**DIRECTION**
Across the entries below, how many lines contain the word "Pisac"? Give the number alone.

====== THE INPUT ======

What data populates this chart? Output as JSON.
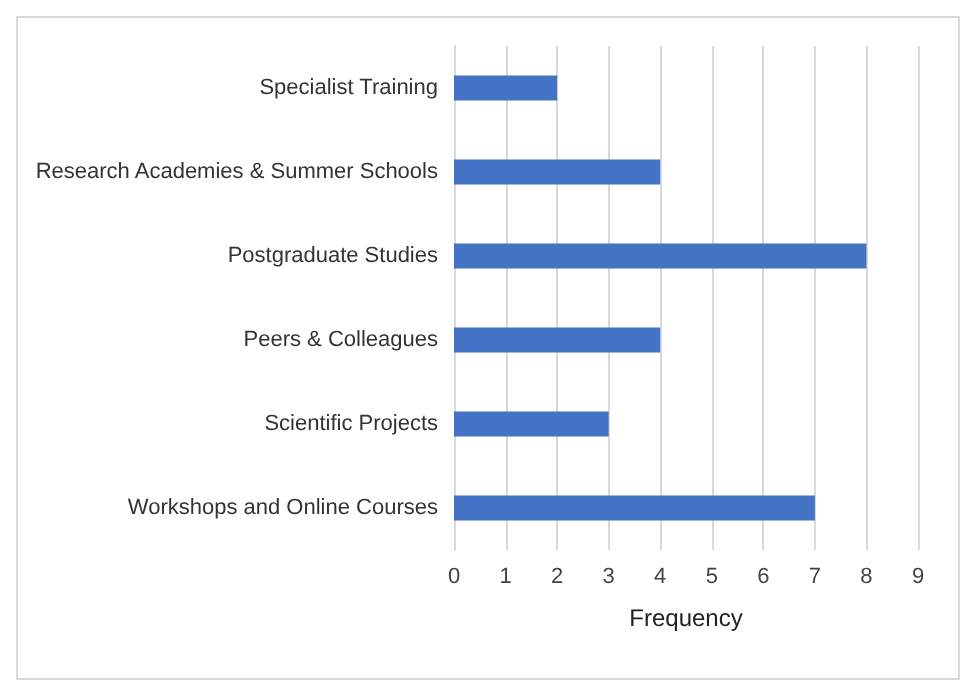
{
  "chart_data": {
    "type": "bar",
    "orientation": "horizontal",
    "xlabel": "Frequency",
    "categories": [
      "Specialist Training",
      "Research Academies & Summer Schools",
      "Postgraduate Studies",
      "Peers & Colleagues",
      "Scientific Projects",
      "Workshops and Online Courses"
    ],
    "values": [
      2,
      4,
      8,
      4,
      3,
      7
    ],
    "color": "#4472c4",
    "xlim": [
      0,
      9
    ],
    "xticks": [
      0,
      1,
      2,
      3,
      4,
      5,
      6,
      7,
      8,
      9
    ],
    "grid": "x"
  }
}
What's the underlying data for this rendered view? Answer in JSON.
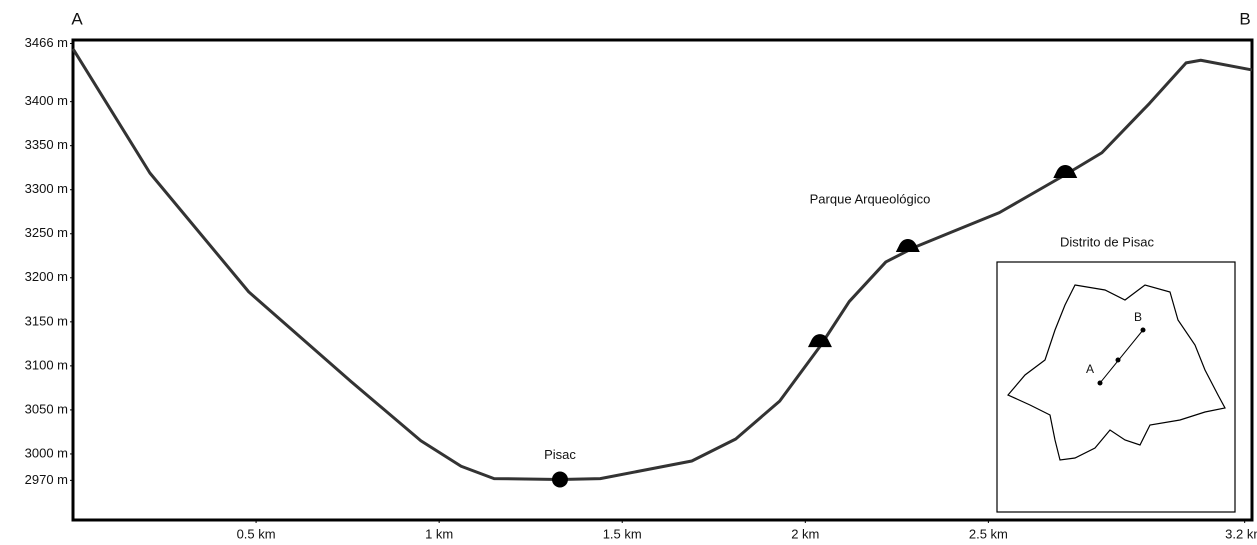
{
  "chart_data": {
    "type": "line",
    "corner_labels": [
      "A",
      "B"
    ],
    "x": [
      0,
      0.21,
      0.48,
      0.76,
      0.95,
      1.06,
      1.15,
      1.33,
      1.44,
      1.69,
      1.81,
      1.93,
      2.04,
      2.12,
      2.22,
      2.3,
      2.4,
      2.53,
      2.71,
      2.81,
      2.94,
      3.04,
      3.08,
      3.22
    ],
    "series": [
      {
        "color": "#333333",
        "values": [
          3460,
          3319,
          3184,
          3082,
          3015,
          2986,
          2972,
          2971,
          2972,
          2992,
          3017,
          3060,
          3122,
          3173,
          3218,
          3235,
          3252,
          3274,
          3317,
          3342,
          3398,
          3444,
          3447,
          3436
        ]
      }
    ],
    "xlim": [
      0,
      3.22
    ],
    "xticks": [
      {
        "value": 0.5,
        "label": "0.5 km"
      },
      {
        "value": 1,
        "label": "1 km"
      },
      {
        "value": 1.5,
        "label": "1.5 km"
      },
      {
        "value": 2,
        "label": "2 km"
      },
      {
        "value": 2.5,
        "label": "2.5 km"
      },
      {
        "value": 3.2,
        "label": "3.2 km"
      }
    ],
    "ylim": [
      2925,
      3470
    ],
    "yticks": [
      {
        "value": 2970,
        "label": "2970 m"
      },
      {
        "value": 3000,
        "label": "3000 m"
      },
      {
        "value": 3050,
        "label": "3050 m"
      },
      {
        "value": 3100,
        "label": "3100 m"
      },
      {
        "value": 3150,
        "label": "3150 m"
      },
      {
        "value": 3200,
        "label": "3200 m"
      },
      {
        "value": 3250,
        "label": "3250 m"
      },
      {
        "value": 3300,
        "label": "3300 m"
      },
      {
        "value": 3350,
        "label": "3350 m"
      },
      {
        "value": 3400,
        "label": "3400 m"
      },
      {
        "value": 3466,
        "label": "3466 m"
      }
    ],
    "town": {
      "label": "Pisac",
      "x": 1.33,
      "y": 2971
    },
    "sites_label": "Parque Arqueológico",
    "sites": [
      {
        "x": 2.04,
        "y": 3127
      },
      {
        "x": 2.28,
        "y": 3235
      },
      {
        "x": 2.71,
        "y": 3319
      }
    ],
    "inset": {
      "title": "Distrito de Pisac",
      "start": "A",
      "end": "B"
    }
  }
}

======

**FULL RESPONSE**
2